— start Information given —

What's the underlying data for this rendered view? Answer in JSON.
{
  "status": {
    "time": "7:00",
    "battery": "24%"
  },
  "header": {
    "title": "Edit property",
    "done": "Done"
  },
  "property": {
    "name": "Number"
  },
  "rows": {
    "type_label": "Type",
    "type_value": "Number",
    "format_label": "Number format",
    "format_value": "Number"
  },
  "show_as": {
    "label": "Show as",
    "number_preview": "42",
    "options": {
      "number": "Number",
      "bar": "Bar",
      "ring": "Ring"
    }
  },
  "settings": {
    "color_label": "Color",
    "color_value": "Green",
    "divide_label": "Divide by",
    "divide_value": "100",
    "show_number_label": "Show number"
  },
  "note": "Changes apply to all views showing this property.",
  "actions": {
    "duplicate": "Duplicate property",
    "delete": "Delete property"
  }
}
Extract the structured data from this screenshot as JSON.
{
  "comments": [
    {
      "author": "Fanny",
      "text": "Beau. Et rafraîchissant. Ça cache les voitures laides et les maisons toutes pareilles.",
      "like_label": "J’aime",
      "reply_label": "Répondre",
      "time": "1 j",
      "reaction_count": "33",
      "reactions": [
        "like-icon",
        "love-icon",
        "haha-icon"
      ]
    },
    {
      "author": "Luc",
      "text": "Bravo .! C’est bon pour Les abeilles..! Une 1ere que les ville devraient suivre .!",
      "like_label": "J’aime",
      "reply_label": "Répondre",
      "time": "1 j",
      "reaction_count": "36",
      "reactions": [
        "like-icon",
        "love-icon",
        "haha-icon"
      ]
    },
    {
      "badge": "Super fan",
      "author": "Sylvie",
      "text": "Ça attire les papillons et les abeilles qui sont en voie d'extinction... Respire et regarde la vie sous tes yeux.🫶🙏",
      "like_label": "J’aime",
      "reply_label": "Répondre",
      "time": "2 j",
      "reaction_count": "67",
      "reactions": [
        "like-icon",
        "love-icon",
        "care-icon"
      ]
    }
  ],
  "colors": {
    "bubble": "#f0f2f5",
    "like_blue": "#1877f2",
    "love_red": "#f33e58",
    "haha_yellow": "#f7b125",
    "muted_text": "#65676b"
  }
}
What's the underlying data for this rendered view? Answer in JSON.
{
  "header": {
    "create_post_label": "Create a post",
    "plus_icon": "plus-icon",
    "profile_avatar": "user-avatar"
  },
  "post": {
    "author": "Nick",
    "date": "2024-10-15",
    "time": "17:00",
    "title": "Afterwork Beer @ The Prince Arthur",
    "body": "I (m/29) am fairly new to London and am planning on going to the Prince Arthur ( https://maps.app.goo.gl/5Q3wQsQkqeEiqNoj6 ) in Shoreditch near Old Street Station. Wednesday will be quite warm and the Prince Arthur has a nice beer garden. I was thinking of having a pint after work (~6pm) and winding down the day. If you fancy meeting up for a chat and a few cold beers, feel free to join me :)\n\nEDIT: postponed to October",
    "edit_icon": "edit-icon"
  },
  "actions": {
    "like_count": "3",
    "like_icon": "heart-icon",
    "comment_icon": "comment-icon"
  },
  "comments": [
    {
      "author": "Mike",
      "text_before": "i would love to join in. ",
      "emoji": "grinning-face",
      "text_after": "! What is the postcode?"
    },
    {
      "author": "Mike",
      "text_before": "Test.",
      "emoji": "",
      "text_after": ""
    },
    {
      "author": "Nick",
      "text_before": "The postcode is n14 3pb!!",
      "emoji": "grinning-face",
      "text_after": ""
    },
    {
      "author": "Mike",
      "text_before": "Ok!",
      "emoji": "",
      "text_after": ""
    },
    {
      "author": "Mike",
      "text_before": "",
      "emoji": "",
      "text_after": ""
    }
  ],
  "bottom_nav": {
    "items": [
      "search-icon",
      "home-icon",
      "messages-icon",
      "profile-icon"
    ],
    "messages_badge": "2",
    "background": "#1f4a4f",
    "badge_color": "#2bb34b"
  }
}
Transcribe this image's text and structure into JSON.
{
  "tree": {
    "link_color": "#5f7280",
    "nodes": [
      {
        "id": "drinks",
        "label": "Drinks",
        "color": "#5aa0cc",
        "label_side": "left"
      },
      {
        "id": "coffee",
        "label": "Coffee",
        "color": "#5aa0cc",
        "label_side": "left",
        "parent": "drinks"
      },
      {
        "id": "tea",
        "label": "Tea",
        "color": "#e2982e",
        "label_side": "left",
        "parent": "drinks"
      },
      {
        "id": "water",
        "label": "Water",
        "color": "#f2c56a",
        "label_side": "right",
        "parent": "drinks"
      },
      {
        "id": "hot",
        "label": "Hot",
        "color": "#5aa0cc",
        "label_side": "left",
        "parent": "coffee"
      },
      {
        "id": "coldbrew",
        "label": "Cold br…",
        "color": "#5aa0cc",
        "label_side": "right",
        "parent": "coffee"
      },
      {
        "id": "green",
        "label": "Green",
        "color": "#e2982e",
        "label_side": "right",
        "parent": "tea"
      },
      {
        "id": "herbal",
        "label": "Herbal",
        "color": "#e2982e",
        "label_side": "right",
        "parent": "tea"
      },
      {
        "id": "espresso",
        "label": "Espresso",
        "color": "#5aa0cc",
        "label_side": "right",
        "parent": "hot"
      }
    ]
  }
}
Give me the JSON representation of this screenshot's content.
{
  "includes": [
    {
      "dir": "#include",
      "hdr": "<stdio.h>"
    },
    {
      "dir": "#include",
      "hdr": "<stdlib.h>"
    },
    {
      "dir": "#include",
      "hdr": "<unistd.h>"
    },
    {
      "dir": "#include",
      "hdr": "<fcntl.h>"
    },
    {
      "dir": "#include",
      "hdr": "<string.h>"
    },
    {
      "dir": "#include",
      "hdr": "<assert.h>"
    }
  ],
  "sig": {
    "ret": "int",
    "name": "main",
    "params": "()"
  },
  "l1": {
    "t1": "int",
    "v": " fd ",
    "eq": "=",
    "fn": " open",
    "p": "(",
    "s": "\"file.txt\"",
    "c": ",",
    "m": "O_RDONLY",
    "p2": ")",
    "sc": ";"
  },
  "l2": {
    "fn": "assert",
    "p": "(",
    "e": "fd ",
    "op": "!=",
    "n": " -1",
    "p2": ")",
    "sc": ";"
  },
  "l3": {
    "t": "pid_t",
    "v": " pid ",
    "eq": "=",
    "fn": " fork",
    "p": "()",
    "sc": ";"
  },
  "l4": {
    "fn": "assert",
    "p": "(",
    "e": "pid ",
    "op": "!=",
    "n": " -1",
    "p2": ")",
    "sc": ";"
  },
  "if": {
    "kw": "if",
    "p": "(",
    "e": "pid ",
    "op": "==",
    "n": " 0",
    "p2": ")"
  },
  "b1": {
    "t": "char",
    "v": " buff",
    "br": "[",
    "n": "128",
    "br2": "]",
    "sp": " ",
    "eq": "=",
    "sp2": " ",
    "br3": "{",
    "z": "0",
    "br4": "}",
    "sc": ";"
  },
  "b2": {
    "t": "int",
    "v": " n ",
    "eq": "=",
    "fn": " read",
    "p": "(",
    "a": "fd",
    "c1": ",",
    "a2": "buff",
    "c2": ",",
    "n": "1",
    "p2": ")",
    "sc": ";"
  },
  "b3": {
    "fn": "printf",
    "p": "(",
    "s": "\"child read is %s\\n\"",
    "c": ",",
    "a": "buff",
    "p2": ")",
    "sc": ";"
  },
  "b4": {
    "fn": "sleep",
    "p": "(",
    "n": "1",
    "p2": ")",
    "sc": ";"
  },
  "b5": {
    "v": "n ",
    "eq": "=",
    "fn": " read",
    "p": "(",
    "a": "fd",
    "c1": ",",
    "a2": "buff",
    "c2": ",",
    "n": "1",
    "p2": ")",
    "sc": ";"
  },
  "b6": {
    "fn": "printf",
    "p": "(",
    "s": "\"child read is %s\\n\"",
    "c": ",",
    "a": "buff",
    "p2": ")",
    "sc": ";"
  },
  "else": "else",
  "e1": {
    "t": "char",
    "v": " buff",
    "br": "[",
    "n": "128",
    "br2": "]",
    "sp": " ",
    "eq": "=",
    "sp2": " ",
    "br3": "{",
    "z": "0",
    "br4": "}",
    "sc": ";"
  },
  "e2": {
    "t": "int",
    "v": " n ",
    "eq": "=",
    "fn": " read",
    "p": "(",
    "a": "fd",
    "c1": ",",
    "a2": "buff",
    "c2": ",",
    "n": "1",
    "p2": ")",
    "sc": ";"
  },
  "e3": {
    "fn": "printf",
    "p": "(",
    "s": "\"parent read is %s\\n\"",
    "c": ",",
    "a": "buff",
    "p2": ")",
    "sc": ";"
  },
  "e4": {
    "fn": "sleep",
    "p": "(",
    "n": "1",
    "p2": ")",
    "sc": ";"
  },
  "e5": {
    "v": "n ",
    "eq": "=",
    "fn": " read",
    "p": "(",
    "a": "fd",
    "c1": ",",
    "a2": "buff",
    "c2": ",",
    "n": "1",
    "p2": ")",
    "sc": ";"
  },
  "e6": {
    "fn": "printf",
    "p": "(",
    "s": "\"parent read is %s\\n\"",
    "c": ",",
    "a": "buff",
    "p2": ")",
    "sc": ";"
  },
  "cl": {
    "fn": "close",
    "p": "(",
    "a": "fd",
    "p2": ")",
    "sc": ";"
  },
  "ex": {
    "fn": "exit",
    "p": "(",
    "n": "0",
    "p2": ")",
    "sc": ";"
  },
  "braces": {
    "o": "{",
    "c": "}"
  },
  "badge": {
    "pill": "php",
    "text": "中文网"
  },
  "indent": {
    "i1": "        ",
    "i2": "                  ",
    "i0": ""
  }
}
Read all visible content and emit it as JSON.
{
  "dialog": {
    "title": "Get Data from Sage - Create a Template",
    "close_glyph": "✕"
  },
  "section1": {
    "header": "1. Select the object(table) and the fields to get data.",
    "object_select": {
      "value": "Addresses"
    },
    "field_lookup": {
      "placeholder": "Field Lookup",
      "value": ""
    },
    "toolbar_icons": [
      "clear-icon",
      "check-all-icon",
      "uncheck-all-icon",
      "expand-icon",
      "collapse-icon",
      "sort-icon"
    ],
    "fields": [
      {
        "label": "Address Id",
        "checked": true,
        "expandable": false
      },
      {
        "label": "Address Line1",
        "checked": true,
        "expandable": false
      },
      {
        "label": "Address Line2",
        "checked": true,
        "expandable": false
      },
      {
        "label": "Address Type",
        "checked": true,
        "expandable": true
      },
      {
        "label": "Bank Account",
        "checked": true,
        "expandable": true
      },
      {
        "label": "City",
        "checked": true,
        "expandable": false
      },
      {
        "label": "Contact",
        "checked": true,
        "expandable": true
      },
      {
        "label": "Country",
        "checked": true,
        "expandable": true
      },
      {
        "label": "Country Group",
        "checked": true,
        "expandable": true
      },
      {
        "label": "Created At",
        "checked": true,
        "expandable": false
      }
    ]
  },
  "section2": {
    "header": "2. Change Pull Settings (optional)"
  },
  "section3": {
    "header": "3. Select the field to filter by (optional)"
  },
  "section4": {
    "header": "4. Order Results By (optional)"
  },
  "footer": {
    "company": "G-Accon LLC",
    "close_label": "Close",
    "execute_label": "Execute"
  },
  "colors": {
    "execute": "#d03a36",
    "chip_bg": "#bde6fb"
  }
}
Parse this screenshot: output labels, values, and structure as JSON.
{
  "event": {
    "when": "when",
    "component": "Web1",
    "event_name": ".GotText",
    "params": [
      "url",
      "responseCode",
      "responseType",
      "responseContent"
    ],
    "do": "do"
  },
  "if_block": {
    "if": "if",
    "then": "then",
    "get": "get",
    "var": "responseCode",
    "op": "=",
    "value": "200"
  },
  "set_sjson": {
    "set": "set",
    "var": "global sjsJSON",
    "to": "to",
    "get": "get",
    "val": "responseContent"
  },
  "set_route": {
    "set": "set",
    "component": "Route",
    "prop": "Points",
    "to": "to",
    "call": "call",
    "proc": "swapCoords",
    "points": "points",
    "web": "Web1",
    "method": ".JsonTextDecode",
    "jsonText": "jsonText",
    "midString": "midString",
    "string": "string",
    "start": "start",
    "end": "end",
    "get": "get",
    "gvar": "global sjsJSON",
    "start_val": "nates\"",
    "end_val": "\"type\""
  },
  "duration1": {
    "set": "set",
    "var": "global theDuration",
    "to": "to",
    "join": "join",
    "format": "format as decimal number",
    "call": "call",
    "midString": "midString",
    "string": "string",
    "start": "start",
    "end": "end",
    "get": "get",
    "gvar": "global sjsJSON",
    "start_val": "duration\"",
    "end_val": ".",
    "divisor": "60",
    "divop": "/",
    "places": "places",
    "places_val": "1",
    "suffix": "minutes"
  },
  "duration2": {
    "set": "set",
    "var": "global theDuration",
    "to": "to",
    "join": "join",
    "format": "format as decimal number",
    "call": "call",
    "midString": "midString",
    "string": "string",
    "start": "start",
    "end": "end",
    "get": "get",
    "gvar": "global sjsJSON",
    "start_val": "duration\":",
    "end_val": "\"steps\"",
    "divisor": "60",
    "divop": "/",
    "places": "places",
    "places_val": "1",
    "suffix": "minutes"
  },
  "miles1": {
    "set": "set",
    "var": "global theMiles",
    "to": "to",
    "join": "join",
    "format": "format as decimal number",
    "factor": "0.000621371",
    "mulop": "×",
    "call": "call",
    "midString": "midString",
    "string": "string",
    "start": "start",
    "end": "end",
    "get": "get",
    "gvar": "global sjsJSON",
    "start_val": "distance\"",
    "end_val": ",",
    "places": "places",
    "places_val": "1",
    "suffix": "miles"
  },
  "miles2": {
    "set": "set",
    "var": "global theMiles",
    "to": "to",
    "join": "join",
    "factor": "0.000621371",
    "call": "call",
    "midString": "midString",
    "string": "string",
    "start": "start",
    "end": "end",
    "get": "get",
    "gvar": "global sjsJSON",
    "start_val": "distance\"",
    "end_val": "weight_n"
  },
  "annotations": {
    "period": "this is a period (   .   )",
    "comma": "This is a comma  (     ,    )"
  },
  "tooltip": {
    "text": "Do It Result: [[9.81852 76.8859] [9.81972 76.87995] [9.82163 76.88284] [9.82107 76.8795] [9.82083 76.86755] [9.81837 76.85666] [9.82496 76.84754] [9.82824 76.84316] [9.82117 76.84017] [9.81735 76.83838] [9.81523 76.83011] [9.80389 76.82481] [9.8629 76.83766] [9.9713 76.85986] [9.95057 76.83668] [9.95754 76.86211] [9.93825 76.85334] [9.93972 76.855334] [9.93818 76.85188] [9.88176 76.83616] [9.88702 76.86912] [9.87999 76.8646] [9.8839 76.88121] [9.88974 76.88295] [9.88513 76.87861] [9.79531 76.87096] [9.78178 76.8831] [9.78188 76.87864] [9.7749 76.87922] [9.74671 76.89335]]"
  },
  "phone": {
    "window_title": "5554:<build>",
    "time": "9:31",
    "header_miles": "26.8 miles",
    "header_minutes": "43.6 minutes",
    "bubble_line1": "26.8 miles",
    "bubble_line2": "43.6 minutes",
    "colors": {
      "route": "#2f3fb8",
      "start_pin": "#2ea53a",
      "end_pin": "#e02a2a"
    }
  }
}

— end Information given —

From the data above, count the lines where "fields" occurs and give that figure and nothing else.

2